:: Job ::
Copy out the passage of the text about Mixue starting with "While competitors struggled" and going on through "passion fruit, Brazilian coffee.".

:: Reading text ::
# # #

But here’s where Zhang’s genius becomes apparent: the RMB1 ice cream wasn’t just a product—it was a customer acquisition tool. Each cone created a loyal customer who would purchase other items and, crucially, spread word-of-mouth marketing.

That ice cream, now priced at RMB 2-3, remains Mixue’s flagship product nearly two decades later. Some strategies age poorly. Great strategies become institutions.

The supply chain revelation

In 2013, Zhang launched another product that would define Mixue’s future: RMB3 fresh lemonade. This wasn’t just another menu item—it was proof of concept for vertical integration.

While competitors struggled with inconsistent quality from multiple suppliers, Zhang began building his own supply chain. He established Snow King Agriculture in Sichuan province, controlling lemon farms in China’s primary growing region. Not content with domestic sourcing, he extended operations globally—New Zealand dairy, Vietnamese passion fruit, Brazilian coffee.

The RMB3 lemonade (now RMB4) achieved something remarkable: annual sales exceeding one billion cups. This means roughly one in four Chinese citizens drinks Mixue lemonade annually. That’s not just market penetration—that’s cultural integration.

Consider this statistic: 98% of Mixue’s revenue comes from selling ingredients and equipment to franchisees. They’ve essentially created a business model where they profit from every transaction—first when franchisees purchase supplies, then when those franchisees sell to customers.

# # #

Raw records

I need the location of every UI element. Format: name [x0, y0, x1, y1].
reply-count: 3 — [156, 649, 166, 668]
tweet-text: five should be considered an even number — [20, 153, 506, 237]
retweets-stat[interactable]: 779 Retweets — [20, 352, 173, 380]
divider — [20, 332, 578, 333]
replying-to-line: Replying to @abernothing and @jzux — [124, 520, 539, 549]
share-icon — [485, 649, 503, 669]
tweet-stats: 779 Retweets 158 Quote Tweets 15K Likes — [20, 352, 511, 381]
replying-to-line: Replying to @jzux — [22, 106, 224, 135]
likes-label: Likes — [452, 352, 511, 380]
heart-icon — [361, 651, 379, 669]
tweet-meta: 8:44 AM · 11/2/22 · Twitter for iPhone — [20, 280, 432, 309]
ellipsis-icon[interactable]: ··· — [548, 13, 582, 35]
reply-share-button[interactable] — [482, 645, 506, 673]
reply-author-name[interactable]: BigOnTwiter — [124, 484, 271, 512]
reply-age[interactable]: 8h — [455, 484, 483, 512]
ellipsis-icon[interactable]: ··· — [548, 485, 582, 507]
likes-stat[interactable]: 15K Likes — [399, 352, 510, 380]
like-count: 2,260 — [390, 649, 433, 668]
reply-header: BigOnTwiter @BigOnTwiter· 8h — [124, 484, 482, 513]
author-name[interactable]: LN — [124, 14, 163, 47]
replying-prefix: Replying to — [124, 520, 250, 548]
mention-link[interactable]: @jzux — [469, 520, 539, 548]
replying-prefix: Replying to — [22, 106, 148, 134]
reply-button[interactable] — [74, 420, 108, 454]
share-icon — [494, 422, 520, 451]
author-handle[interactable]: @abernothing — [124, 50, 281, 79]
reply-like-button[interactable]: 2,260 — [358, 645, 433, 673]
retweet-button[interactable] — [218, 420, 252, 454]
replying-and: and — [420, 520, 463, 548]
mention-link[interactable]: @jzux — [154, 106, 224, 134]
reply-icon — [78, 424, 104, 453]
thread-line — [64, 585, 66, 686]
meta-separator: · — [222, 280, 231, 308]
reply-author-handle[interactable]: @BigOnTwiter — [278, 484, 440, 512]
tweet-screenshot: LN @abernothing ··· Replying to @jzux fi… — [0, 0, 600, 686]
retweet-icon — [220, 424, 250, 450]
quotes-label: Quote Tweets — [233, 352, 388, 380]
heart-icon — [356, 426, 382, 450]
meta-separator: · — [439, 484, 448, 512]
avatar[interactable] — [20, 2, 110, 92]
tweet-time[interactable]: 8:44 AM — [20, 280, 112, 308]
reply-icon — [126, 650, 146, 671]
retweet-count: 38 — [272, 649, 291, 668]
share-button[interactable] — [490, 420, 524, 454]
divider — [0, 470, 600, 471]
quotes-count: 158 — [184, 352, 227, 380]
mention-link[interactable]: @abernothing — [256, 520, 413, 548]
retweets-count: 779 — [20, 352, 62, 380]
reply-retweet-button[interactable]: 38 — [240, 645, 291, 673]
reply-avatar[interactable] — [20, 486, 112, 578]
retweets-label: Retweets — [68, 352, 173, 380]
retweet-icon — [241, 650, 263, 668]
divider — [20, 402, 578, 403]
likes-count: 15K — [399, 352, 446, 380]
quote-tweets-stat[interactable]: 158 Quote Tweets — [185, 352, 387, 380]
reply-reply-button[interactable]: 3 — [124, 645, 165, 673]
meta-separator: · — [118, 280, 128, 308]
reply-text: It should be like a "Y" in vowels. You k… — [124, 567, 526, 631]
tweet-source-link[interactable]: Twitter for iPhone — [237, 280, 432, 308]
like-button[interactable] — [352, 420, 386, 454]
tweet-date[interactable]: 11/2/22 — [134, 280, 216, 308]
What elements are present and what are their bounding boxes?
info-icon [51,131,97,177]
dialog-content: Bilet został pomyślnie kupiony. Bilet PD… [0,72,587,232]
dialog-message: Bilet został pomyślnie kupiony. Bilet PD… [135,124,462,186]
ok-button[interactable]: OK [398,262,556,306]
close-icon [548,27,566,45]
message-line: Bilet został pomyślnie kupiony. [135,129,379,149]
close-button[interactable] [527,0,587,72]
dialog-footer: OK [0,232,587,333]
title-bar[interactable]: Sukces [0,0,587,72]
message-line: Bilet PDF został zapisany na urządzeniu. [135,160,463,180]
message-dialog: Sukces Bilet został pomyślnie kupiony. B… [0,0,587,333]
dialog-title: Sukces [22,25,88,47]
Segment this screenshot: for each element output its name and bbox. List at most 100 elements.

# # #

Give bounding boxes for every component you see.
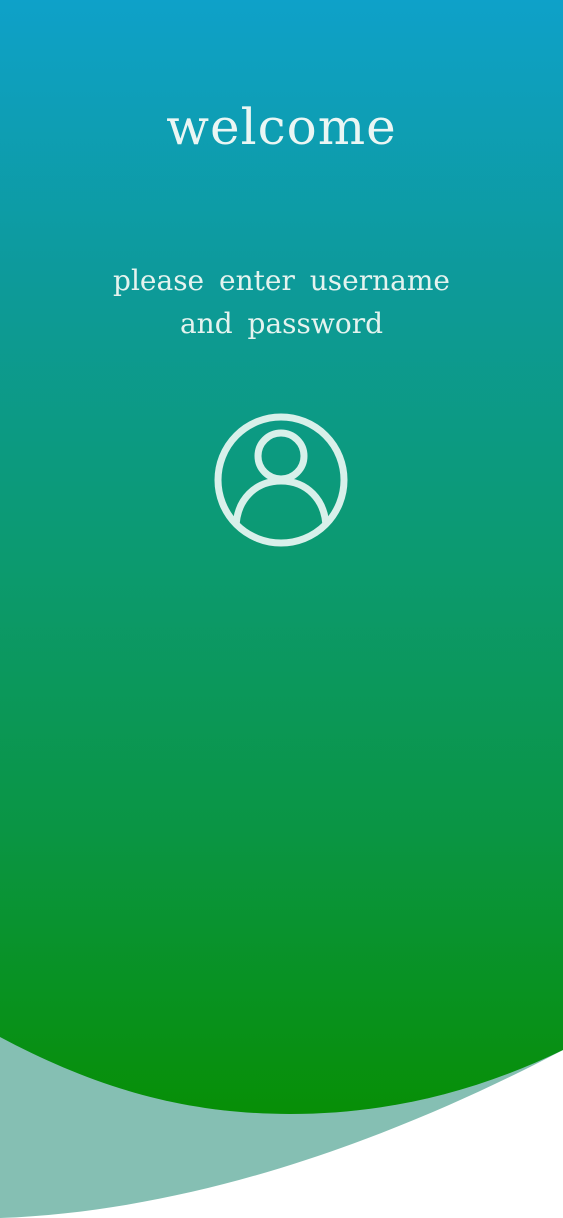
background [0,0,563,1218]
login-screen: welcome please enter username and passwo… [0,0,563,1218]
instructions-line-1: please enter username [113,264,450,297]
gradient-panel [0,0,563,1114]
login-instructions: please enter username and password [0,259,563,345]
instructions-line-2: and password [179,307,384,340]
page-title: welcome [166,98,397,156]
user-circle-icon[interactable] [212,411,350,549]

# # #

:: Answer to this task ::
While competitors struggled with inconsistent quality from multiple suppliers, Zhang began building his own supply chain. He established Snow King Agriculture in Sichuan province, controlling lemon farms in China’s primary growing region. Not content with domestic sourcing, he extended operations globally—New Zealand dairy, Vietnamese passion fruit, Brazilian coffee.